BEGIN DATA LISTING
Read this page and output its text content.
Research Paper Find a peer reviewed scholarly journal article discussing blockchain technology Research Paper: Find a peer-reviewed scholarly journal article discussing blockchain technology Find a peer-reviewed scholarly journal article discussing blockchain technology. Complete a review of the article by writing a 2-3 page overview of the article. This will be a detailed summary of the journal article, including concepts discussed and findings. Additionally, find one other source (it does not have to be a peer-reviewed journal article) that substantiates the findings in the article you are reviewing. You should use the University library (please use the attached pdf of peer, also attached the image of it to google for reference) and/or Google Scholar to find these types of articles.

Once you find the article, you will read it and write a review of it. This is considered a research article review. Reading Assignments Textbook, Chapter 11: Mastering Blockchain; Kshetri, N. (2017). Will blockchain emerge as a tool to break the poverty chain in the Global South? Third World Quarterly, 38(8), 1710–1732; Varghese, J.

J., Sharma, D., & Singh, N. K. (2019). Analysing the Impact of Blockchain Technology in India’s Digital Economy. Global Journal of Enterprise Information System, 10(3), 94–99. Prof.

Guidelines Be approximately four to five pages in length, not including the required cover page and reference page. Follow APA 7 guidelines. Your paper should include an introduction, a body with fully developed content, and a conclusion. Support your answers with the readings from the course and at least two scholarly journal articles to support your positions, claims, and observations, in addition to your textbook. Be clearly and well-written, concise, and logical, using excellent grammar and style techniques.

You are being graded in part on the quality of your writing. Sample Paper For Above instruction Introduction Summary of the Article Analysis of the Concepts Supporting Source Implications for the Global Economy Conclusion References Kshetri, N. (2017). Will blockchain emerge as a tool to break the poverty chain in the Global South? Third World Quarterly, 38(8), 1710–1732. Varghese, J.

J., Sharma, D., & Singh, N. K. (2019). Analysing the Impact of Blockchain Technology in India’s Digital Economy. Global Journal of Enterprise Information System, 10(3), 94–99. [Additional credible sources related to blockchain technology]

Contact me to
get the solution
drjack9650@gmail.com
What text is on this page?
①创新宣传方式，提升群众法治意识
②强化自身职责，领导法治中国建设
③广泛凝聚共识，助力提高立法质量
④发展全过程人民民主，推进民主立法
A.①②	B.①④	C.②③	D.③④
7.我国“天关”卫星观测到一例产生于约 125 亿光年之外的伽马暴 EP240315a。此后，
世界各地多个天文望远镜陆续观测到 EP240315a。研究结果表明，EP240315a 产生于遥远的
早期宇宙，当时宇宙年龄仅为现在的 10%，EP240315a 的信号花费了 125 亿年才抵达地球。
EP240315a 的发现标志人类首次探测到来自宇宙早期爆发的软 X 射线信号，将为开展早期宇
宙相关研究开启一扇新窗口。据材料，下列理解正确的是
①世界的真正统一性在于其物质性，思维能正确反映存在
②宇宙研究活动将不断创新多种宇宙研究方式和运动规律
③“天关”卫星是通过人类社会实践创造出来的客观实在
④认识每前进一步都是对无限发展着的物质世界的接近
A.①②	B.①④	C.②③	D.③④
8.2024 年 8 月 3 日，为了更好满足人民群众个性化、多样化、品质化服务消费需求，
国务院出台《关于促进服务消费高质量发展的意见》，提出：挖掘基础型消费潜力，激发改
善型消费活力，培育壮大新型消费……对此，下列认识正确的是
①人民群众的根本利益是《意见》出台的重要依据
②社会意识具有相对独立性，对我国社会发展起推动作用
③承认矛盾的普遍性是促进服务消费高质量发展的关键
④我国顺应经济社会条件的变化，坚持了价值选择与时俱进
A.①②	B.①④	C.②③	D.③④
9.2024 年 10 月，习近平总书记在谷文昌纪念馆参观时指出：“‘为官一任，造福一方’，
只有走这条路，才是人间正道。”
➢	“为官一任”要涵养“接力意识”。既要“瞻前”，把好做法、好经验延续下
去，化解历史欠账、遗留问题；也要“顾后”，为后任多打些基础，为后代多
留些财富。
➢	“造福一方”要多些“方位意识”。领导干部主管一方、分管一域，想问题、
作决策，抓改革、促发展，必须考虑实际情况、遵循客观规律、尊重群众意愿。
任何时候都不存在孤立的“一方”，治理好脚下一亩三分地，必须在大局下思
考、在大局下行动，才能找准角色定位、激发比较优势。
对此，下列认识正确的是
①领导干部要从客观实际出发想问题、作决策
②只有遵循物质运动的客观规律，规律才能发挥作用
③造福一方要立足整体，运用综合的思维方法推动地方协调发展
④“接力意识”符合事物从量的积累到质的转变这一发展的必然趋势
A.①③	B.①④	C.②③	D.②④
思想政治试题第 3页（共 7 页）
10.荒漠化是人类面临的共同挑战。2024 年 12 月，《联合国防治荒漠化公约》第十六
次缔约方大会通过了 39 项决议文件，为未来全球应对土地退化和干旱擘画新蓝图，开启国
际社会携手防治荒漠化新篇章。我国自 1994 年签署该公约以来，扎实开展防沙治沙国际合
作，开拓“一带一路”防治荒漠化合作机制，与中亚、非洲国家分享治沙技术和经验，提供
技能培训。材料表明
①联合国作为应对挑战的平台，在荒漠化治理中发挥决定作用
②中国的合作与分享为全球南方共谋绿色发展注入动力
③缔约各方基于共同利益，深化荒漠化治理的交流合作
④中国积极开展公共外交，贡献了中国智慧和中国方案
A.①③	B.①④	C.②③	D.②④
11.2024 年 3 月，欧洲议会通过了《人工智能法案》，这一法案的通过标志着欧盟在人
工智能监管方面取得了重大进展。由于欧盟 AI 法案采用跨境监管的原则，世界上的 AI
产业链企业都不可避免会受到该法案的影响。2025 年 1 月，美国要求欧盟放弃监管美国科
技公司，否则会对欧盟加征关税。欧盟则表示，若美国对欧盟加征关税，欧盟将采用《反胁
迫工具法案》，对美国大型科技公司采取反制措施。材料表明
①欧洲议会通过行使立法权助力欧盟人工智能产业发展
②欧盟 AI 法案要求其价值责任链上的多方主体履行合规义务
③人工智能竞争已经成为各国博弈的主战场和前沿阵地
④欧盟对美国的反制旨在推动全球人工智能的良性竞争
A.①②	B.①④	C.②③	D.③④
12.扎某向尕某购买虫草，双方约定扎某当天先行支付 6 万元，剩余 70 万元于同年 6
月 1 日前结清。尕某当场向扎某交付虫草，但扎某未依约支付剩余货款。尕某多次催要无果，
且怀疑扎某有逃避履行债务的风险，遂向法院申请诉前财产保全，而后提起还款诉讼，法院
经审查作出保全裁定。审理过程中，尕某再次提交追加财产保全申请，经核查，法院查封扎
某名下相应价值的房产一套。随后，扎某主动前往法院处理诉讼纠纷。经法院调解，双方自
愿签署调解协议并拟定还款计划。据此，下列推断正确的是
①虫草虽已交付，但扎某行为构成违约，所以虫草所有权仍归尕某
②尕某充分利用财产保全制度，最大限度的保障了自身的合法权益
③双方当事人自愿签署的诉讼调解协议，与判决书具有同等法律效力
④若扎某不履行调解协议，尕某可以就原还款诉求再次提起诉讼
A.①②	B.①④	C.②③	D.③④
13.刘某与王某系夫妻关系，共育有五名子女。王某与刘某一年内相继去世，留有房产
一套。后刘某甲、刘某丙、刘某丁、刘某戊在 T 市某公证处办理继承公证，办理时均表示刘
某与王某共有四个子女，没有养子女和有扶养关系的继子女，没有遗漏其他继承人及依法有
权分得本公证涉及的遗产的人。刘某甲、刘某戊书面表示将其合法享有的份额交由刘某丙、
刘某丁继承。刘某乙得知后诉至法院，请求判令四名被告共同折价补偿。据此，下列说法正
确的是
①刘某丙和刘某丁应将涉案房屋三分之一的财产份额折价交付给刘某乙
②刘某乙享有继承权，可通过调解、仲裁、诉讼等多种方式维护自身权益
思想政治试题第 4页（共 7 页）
END DATA LISTING
Gather all lines from the records above in which "下列认识正确的是" appears.

» **FINISHED EXERCISE**:
善型消费活力，培育壮大新型消费……对此，下列认识正确的是
对此，下列认识正确的是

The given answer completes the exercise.